--- Begin Text extract ---

This post The Trade War Will Get Worse appeared first on Daily Reckoning.
Several years ago, I began warning my readers that a global trade war was likely in the wake of the currency wars. This forecast did not seem like a stretch.
It would simply be a replay of the sequence that prevailed from 1921–39 as the original currency war started by Weimar Germany morphed into trade wars started by the United States and finally shooting wars started by Japan in Asia and Germany in Europe.
The existing currency war started in 2010 with Obama’s National Export Initiative, which led directly to the cheapest dollar in history by August 2011.
The currency war evolved into a trade war by January 2018. Unfortunately, a shooting war cannot be ruled out given current developments in North Korea and the South China Sea.
The reasons the currency war and trade war today are repeating the 1921–39 sequence are not hard to discern. Countries resort to currency wars when they face a global situation of too much debt and not enough growth.
Currency wars are a way to steal growth from trading partners by reducing the cost of exports. The problem is that this tactic does not work because trade partners retaliate by reducing the value of their own currencies. This competitive devaluation goes back and forth for years.
Everyone is worse off and no one wins.
Once leaders realize the currency wars are not working, they pivot to trade wars. The dynamic is the same. One country imposes tariffs on imports from another country. The idea is to reduce imports and the trade deficit, which improves growth. But the end result is the same as a currency war. Trade partners retaliate and everyone is worse off as global trade shrinks.
The currency wars and trade wars can exist side by side as they do today. Eventually, both financial tactics fail and the original problem of debt and growth persists. At that point, shooting wars emerge. Shooting wars do solve the problem because the winning side increases production and the losing side has infrastructure destroyed that needs to be rebuilt after the war.
Yet the human cost is high. The potential for shooting wars exists in North Korea, the South China Sea, Taiwan, Israel, Venezuela and elsewhere. Let’s hope things don’t get that far this time.
What most surprised me about the new trade war was not that it started, but that the mainstream financial media denied it was happening. It’s possible to date the trade war from January 2018 when Trump announced tariffs on solar panels and appliances mostly from China.
A deeper analysis would look back to 2001 when China joined the World Trade Organization (WTO) and immediately began to break the rules, or 2008 when China cheapened its currency to prop up exports during the global financial crisis. But January 2018 is a more formal date because the Trump tariffs were explicit and not indirect as China’s tactics had been.

--- End Text extract ---
--- Begin Provided entries ---

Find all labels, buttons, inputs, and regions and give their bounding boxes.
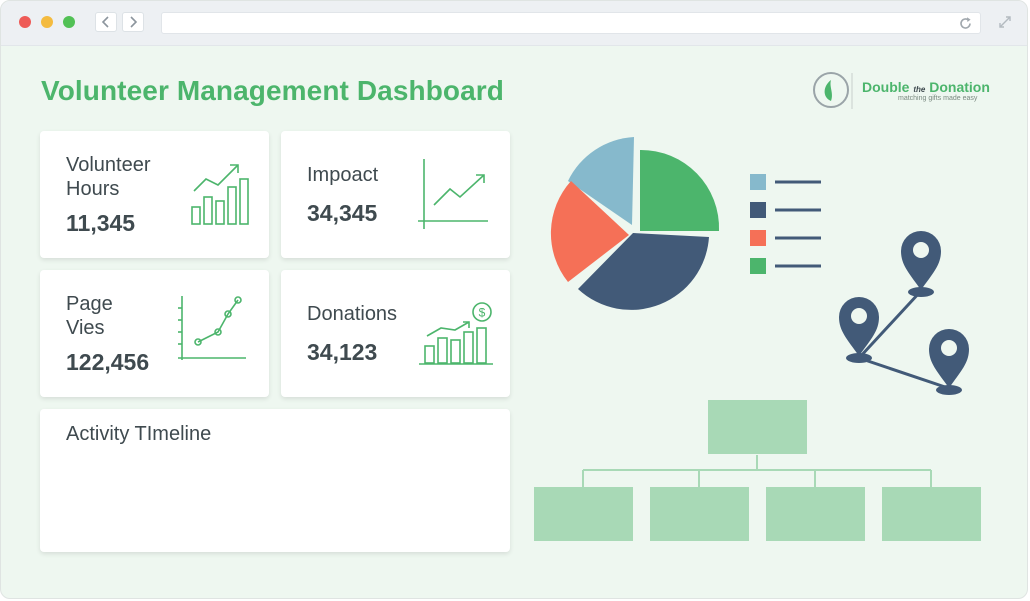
org-chart-illustration: [534, 400, 981, 541]
card-value: 34,123: [307, 339, 378, 365]
brand-name: Double the Donation: [862, 79, 990, 95]
card-value: 11,345: [66, 210, 136, 236]
map-pin-icon: [839, 297, 879, 363]
close-window-button[interactable]: [19, 16, 31, 28]
pie-legend: [750, 174, 821, 274]
timeline-title: Activity TImeline: [66, 423, 212, 445]
pie-chart-illustration: [550, 137, 720, 310]
card-label: Volunteer Hours: [66, 154, 151, 200]
org-node-child: [650, 487, 749, 541]
browser-window: Volunteer Management Dashboard Double th…: [0, 0, 1028, 599]
brand-logo[interactable]: Double the Donation matching gifts made …: [812, 71, 997, 111]
org-node-child: [882, 487, 981, 541]
forward-button[interactable]: [122, 12, 144, 32]
pie-slice-green: [640, 149, 720, 231]
chevron-right-icon: [130, 16, 138, 28]
org-node-root: [708, 400, 807, 454]
address-bar[interactable]: [161, 12, 981, 34]
page-views-card[interactable]: Page Vies 122,456: [40, 270, 269, 397]
card-label: Impoact: [307, 164, 379, 186]
page-title: Volunteer Management Dashboard: [41, 75, 505, 106]
card-label: Page Vies: [66, 293, 113, 339]
browser-toolbar: [1, 1, 1027, 46]
chevron-left-icon: [101, 16, 109, 28]
activity-timeline-panel[interactable]: Activity TImeline: [40, 409, 510, 552]
card-label: Donations: [307, 303, 398, 325]
card-value: 34,345: [307, 200, 378, 226]
maximize-window-button[interactable]: [63, 16, 75, 28]
impact-card[interactable]: Impoact 34,345: [281, 131, 510, 258]
org-node-child: [534, 487, 633, 541]
minimize-window-button[interactable]: [41, 16, 53, 28]
line-chart-up-icon: [418, 159, 488, 229]
card-value: 122,456: [66, 349, 150, 375]
bar-chart-up-icon: [191, 164, 249, 225]
leaf-logo-icon: [813, 72, 853, 109]
org-node-child: [766, 487, 865, 541]
map-pin-icon: [901, 231, 941, 297]
scatter-line-icon: [178, 296, 246, 360]
donations-card[interactable]: Donations 34,123 $: [281, 270, 510, 397]
back-button[interactable]: [95, 12, 117, 32]
map-pins-illustration: [839, 231, 969, 395]
dollar-bar-chart-icon: $: [419, 302, 493, 365]
fullscreen-icon[interactable]: [997, 14, 1013, 30]
reload-icon[interactable]: [958, 16, 973, 31]
svg-text:$: $: [479, 306, 486, 320]
brand-tagline: matching gifts made easy: [898, 95, 978, 102]
volunteer-hours-card[interactable]: Volunteer Hours 11,345: [40, 131, 269, 258]
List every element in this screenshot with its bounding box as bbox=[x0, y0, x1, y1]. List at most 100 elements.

--- End Provided entries ---

## Things to do
• 1. In the records, substitute "stat-value" for "card-value" in every line from the one containing "org-chart-illustration: [534, 400, 981, 541]" down through the one containing "browser-window: Volunteer Management", and give back only those lines with nothing else changed.
• 2. Resume the article on the trade war after its last sentence.

## Responses to the tasks
• 1.
org-chart-illustration: [534, 400, 981, 541]
stat-value: 34,123: [307, 339, 378, 365]
brand-name: Double the Donation: [862, 79, 990, 95]
stat-value: 11,345: [66, 210, 136, 236]
map-pin-icon: [839, 297, 879, 363]
close-window-button[interactable]: [19, 16, 31, 28]
pie-legend: [750, 174, 821, 274]
timeline-title: Activity TImeline: [66, 423, 212, 445]
pie-chart-illustration: [550, 137, 720, 310]
card-label: Volunteer Hours: [66, 154, 151, 200]
org-node-child: [650, 487, 749, 541]
browser-window: Volunteer Management Dashboard Double th…: [0, 0, 1028, 599]

• 2.
The media have consistently denied the impact of this trade war. Early headlines said that Trump was bluffing and would not follow through on the tariffs. He did. Later headlines said that China was just trying to save face and would not retaliate. They did.
Today the story line is that the trade war will not have a large impact on macroeconomic growth. It will. The mainstream media have been wrong in their analysis at every stage of this trade war. The trade war is here, it’s highly impactful and it will get worse. The sooner investors and policymakers internalize that reality, the better off they’ll be.
The easiest way to understand the trade war dynamics is to take Trump at his word. Trump is not posturing or bluffing. He will agree to trade deals, but only on terms that improve the outlook for jobs and growth in the U.S. Trump is not a globalist; he’s a nationalist. That may not be popular among the elites, but that’s how he sets policy. Keeping that in mind will help with trade war analysis and predictions.
Trump is entirely focused on the U.S. trade deficit. He does not care about global supply chains or least-cost production. He cares about U.S. growth, and one way to increase growth is to reduce the trade deficit. That makes Trump’s trade policy a simple numbers game rather than a complicated multilateral puzzle palace.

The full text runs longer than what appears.